What you should do
Please say how many lines of the listing hold "antipyretic", with no other words in the answer.

Dataset records
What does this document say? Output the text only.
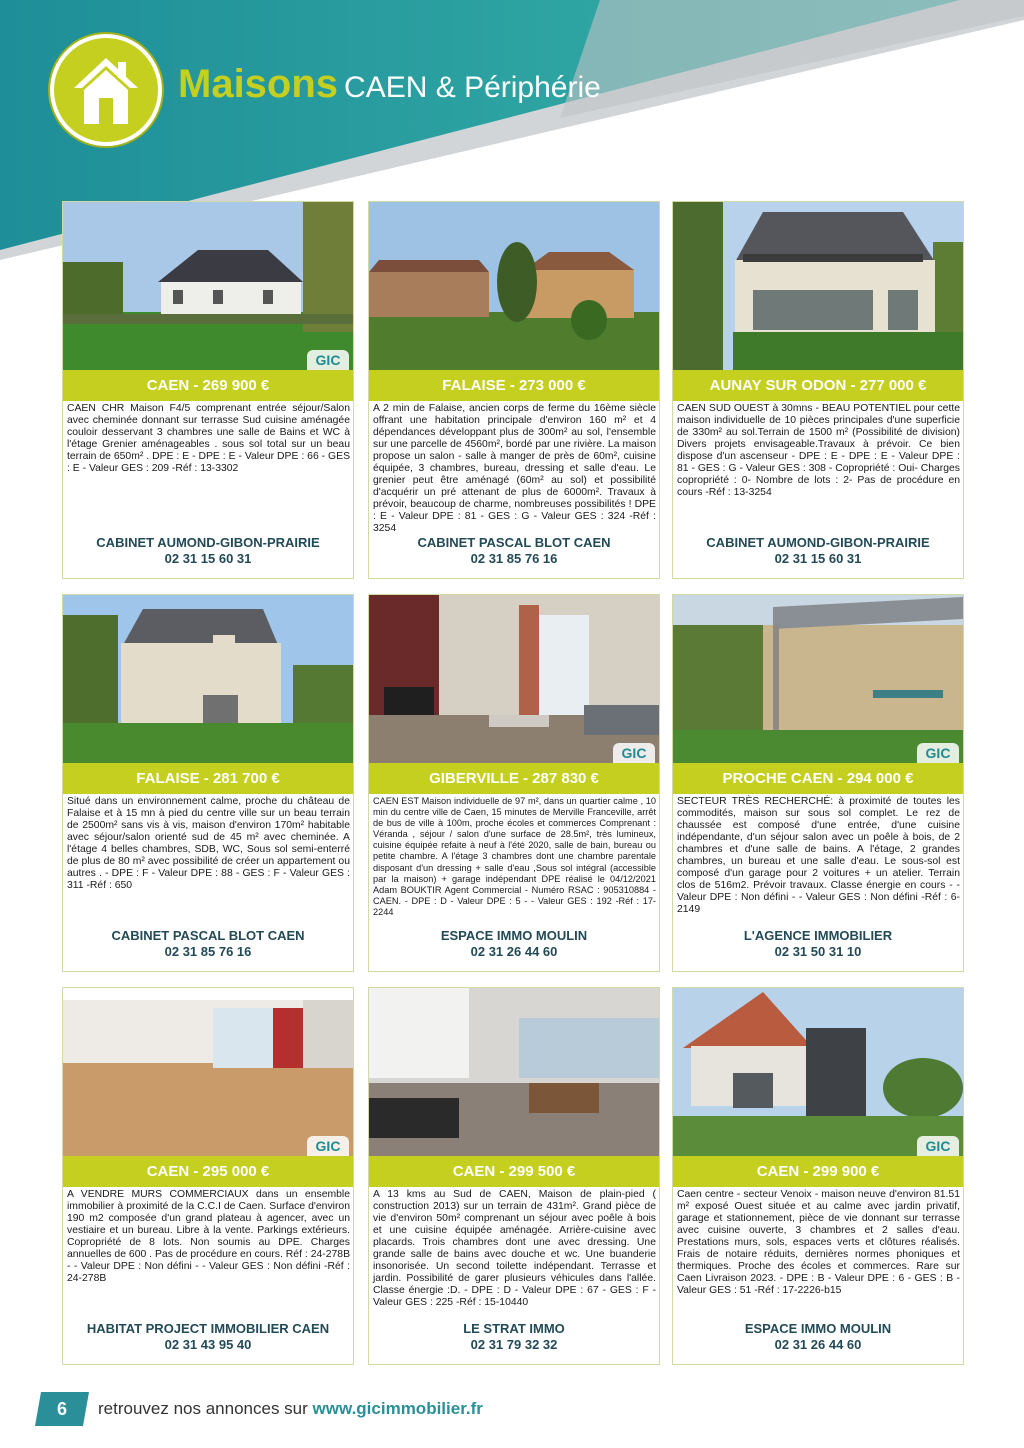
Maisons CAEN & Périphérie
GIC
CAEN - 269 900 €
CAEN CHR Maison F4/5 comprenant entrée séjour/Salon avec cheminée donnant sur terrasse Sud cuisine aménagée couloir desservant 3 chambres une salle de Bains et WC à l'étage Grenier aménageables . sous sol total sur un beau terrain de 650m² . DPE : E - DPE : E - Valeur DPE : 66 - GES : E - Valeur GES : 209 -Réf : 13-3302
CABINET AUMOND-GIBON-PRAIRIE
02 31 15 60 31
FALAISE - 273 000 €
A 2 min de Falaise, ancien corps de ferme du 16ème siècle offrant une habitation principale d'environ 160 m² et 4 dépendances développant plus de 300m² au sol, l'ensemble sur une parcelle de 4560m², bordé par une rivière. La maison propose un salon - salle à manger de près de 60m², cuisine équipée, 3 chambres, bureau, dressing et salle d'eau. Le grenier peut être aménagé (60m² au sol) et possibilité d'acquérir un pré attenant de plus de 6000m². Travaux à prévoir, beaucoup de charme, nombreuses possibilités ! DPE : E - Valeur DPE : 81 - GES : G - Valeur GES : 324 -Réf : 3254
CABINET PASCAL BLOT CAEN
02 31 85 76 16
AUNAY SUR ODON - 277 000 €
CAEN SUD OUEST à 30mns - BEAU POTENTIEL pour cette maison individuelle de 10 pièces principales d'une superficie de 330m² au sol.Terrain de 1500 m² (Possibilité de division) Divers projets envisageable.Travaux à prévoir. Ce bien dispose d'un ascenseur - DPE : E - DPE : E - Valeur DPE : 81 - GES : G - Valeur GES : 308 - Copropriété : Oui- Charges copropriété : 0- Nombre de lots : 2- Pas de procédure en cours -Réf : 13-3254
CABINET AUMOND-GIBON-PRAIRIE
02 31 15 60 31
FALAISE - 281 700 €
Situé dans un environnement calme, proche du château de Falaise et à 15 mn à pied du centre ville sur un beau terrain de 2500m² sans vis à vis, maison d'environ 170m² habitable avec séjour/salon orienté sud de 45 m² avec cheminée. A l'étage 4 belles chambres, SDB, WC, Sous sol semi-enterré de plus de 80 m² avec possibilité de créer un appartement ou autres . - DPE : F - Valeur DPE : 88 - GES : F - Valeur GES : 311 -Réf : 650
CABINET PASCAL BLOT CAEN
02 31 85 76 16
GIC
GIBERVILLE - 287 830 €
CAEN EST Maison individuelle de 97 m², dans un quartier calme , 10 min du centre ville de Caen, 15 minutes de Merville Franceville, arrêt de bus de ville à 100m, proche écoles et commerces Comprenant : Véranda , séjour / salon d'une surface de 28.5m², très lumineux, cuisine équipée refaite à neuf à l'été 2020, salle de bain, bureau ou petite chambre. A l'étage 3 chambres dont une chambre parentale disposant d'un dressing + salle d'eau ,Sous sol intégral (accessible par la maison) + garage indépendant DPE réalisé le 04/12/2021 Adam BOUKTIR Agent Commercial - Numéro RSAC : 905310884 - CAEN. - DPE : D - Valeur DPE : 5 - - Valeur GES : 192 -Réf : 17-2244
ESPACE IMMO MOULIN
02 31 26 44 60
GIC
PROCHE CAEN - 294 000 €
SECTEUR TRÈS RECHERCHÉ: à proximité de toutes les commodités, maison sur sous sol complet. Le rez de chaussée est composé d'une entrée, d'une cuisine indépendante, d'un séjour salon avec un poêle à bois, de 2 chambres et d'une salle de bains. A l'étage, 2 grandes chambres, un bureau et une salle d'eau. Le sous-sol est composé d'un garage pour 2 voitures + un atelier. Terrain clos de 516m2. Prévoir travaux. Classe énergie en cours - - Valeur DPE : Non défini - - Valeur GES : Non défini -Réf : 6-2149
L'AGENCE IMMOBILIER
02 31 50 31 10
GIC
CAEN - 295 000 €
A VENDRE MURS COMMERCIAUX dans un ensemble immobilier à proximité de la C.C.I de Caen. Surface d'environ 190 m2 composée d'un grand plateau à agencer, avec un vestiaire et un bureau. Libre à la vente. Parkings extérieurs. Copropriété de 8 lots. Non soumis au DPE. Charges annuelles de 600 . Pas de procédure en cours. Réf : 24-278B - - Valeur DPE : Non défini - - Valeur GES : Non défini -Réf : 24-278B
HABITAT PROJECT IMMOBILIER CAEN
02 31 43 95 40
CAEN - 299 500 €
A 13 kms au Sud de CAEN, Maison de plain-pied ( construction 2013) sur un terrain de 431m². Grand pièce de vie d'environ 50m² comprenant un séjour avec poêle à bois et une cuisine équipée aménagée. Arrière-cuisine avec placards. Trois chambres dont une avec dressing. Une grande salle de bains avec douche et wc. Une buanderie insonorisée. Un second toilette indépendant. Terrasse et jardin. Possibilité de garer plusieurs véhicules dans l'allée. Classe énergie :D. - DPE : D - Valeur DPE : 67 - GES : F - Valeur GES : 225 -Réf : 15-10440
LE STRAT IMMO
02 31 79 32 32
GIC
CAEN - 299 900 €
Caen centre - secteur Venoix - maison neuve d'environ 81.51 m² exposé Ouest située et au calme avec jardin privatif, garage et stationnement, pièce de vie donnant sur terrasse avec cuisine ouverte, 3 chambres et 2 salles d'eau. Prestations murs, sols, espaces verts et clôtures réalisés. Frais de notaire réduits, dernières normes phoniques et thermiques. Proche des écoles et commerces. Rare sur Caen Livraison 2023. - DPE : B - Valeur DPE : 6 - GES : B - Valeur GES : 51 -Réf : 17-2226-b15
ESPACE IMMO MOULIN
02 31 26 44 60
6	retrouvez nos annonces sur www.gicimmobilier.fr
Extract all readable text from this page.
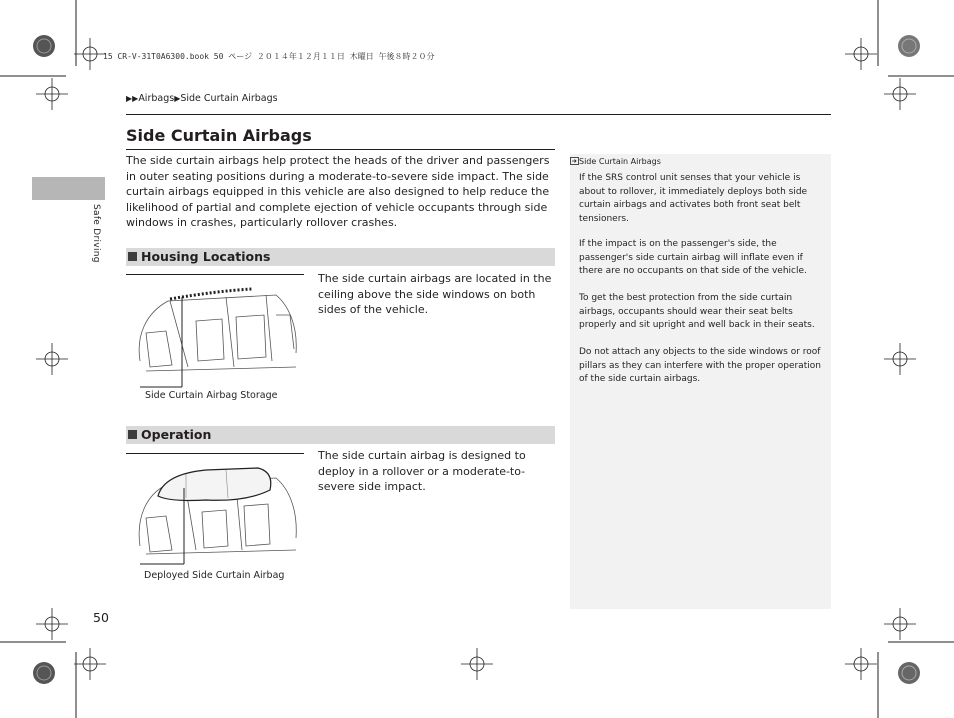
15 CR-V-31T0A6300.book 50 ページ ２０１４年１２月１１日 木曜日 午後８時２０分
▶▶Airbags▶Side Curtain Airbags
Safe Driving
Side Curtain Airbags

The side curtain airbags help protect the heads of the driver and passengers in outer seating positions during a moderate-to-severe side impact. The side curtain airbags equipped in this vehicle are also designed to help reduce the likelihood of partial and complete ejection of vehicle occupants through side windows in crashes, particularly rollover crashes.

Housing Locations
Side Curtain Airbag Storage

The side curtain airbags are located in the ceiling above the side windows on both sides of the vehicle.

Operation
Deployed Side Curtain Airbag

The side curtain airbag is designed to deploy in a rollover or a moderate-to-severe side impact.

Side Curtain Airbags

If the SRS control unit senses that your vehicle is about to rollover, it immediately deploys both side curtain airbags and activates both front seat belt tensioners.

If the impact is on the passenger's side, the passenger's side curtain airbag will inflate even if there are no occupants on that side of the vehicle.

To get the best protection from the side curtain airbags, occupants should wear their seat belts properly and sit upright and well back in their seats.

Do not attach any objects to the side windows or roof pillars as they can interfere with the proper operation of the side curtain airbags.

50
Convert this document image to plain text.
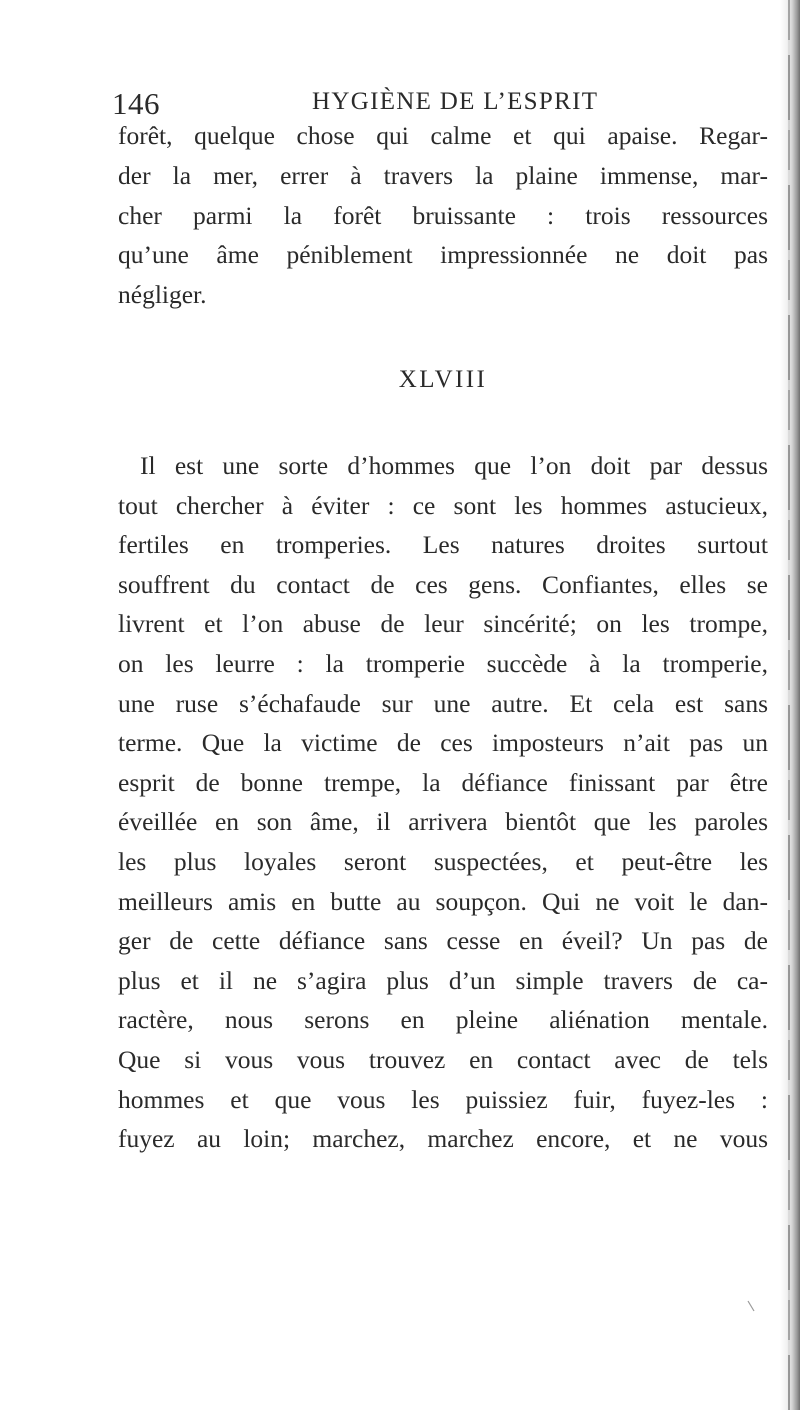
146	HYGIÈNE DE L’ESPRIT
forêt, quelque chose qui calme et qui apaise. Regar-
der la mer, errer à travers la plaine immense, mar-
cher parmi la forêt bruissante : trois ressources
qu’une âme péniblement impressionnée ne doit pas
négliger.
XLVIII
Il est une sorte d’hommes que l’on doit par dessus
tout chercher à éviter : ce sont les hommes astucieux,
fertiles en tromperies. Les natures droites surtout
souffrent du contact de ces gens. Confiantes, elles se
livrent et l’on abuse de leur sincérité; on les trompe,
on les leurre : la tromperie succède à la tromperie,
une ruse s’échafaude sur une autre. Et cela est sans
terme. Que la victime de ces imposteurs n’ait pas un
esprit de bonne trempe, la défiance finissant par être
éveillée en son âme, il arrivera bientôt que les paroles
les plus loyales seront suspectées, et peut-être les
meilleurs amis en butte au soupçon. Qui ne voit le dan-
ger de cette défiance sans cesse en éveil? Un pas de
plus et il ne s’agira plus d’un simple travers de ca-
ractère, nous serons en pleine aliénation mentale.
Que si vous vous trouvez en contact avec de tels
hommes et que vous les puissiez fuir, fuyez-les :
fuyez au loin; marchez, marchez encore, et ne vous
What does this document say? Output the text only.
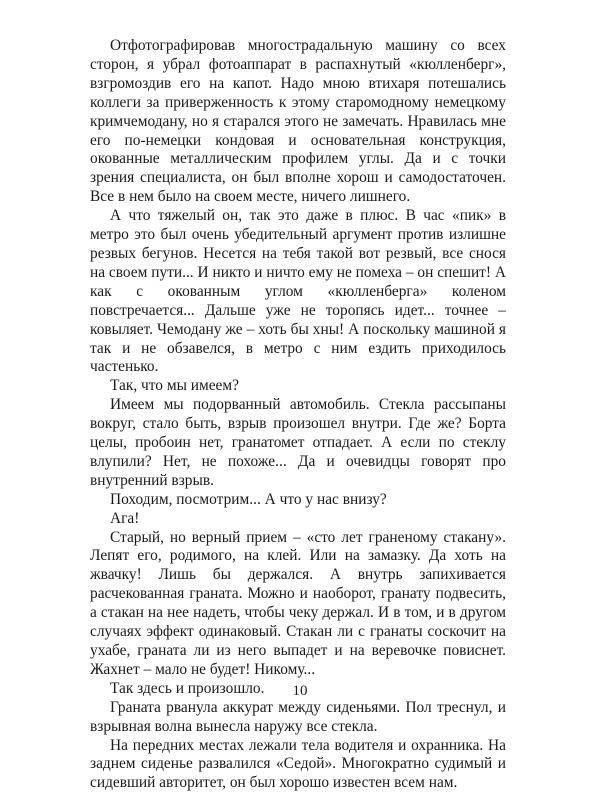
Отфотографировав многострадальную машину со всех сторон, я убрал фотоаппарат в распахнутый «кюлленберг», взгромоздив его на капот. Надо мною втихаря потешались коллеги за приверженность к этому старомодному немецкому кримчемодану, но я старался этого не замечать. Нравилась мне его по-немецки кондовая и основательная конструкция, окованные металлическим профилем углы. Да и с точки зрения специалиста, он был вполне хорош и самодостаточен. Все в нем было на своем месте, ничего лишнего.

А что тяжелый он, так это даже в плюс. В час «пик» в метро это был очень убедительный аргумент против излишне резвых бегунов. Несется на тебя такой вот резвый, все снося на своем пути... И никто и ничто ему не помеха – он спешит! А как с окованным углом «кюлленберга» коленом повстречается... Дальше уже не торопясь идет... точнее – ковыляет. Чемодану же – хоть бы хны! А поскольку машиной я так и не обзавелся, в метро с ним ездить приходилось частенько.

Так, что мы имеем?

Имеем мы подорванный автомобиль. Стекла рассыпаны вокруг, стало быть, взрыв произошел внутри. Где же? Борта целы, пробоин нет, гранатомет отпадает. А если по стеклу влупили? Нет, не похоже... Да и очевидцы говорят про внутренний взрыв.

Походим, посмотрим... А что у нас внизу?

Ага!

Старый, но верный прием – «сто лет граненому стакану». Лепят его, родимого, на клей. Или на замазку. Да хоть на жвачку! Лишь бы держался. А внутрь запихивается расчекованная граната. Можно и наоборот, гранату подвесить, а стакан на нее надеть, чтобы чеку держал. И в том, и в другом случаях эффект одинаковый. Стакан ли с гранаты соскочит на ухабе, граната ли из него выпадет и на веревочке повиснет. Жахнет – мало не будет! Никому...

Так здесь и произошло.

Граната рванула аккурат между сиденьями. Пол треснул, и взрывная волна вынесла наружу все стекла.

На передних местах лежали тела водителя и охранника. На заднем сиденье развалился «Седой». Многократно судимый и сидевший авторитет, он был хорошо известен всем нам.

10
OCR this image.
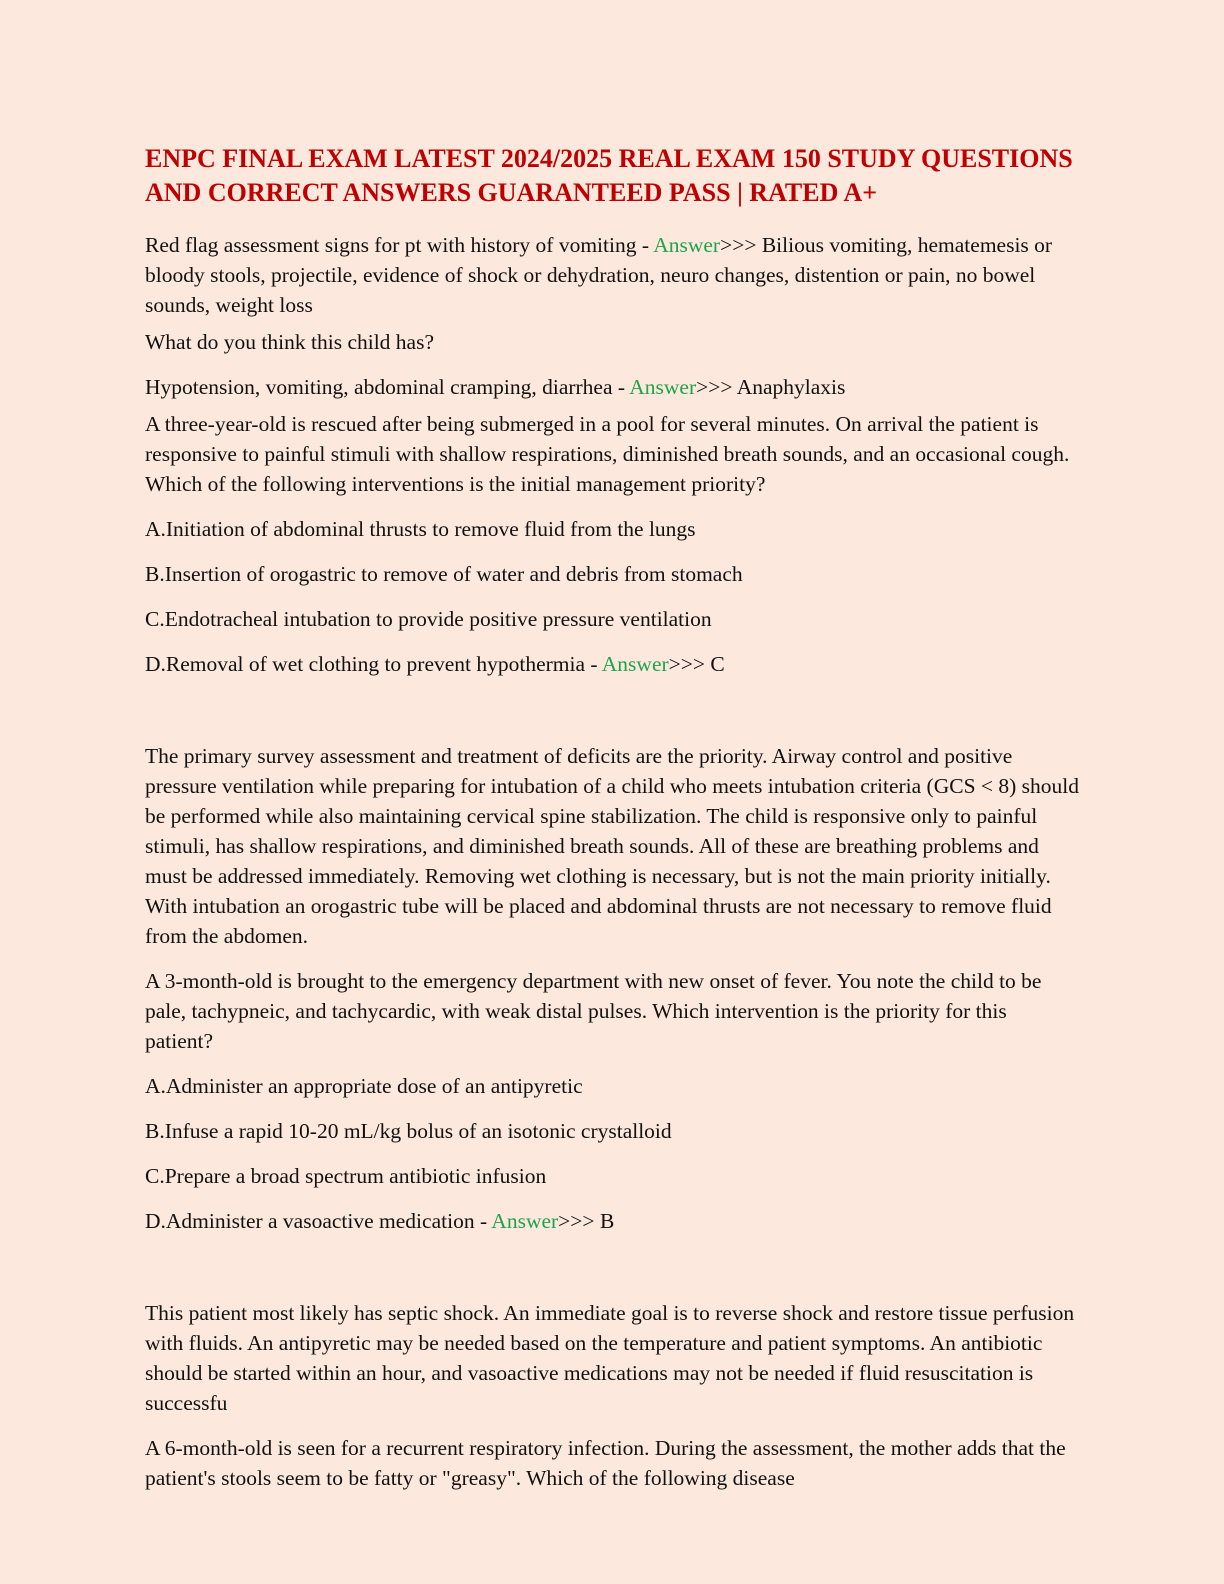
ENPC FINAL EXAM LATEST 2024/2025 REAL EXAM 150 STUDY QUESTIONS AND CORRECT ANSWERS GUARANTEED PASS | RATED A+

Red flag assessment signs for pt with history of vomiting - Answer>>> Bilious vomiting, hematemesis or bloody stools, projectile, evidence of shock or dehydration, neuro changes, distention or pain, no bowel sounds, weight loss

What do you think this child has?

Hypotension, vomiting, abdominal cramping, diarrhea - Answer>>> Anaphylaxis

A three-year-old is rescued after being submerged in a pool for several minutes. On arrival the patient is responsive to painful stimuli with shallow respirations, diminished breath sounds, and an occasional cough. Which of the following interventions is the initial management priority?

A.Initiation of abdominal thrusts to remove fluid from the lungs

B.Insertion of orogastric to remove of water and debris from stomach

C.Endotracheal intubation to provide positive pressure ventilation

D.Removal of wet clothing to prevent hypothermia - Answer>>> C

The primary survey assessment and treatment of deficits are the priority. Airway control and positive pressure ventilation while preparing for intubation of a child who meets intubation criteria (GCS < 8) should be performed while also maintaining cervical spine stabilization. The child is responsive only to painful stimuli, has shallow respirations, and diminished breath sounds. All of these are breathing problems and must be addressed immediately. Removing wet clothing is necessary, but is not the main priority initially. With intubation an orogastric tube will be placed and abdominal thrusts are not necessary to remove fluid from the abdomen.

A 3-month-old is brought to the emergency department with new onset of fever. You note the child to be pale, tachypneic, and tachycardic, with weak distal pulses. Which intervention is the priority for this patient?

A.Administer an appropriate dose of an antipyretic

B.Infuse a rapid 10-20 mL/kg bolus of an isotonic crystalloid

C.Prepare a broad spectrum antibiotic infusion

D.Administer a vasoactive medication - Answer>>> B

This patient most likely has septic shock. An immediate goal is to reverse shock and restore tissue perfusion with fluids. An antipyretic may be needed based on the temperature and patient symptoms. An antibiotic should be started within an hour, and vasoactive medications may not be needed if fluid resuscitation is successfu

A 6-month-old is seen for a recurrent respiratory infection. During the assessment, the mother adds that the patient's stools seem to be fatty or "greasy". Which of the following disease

Solution to this problem
2